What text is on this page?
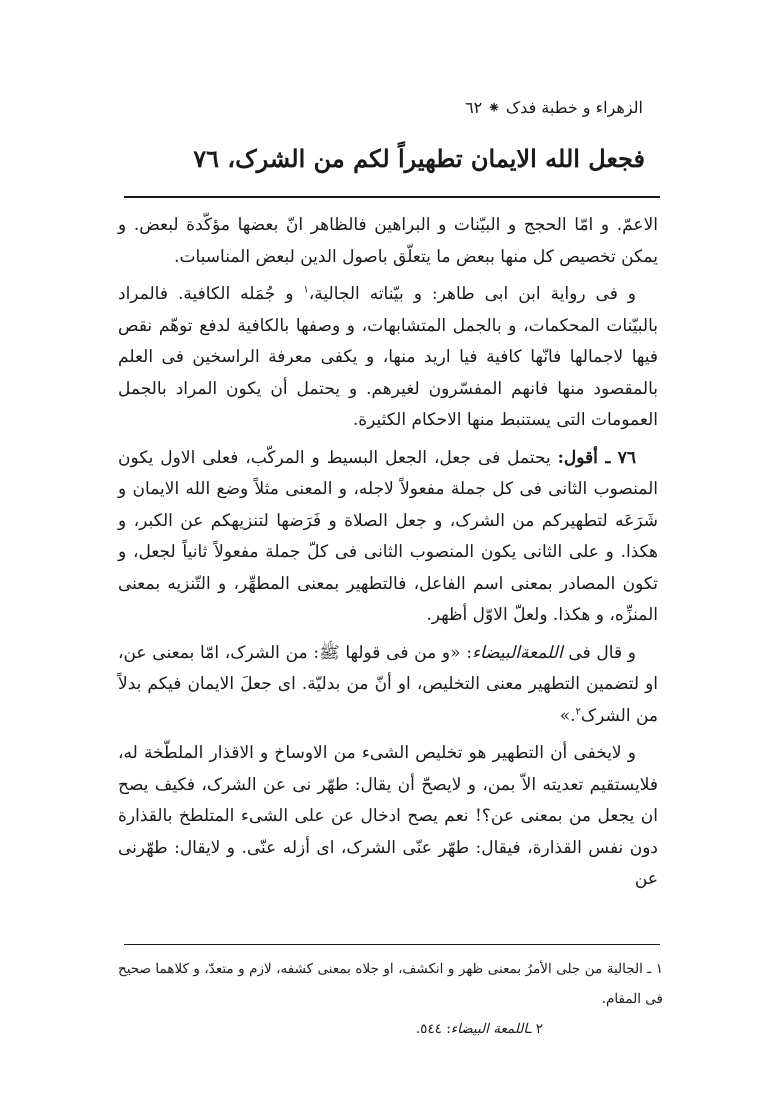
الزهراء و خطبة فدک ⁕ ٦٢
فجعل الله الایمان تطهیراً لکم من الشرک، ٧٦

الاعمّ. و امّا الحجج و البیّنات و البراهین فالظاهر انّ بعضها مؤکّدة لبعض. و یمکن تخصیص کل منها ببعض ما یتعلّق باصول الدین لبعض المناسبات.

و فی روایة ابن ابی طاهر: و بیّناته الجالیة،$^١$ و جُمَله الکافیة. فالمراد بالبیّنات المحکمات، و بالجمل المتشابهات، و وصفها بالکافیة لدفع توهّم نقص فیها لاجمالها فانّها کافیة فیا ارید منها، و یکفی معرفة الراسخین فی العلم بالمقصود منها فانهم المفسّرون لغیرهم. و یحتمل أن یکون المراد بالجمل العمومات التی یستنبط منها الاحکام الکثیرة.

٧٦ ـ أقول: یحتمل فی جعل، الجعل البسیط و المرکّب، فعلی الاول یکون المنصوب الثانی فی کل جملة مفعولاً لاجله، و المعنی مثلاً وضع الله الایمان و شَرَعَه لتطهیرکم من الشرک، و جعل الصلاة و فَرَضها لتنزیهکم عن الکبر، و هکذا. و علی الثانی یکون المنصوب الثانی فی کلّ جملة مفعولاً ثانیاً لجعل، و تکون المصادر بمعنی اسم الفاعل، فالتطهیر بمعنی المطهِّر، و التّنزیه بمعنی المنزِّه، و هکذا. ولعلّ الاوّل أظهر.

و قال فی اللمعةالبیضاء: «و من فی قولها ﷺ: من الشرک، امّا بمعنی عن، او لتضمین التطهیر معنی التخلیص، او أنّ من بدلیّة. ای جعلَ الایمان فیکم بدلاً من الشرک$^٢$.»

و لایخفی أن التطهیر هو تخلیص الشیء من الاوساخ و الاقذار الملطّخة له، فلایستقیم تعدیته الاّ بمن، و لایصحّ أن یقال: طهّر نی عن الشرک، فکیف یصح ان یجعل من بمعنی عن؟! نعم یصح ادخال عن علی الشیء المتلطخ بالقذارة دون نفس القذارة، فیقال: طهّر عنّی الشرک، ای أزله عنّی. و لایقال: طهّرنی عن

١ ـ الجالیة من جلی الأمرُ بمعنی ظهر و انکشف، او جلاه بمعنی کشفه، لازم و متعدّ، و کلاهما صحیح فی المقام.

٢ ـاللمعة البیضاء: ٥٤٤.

---

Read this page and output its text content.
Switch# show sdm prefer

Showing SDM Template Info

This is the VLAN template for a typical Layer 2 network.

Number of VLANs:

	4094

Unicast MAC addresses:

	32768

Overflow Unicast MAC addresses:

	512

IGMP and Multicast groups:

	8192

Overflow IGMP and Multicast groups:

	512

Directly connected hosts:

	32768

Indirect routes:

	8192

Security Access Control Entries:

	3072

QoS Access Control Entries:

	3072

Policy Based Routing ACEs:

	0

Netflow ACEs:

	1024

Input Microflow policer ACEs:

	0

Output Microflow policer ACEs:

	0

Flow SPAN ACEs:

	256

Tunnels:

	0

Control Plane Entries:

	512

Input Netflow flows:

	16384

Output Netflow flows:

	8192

#### [DIRECTION]
Locate each line with the word "Entries" and copy it.

#### [WRITTEN RESPONSE]
Security Access Control Entries:
QoS Access Control Entries:
Control Plane Entries:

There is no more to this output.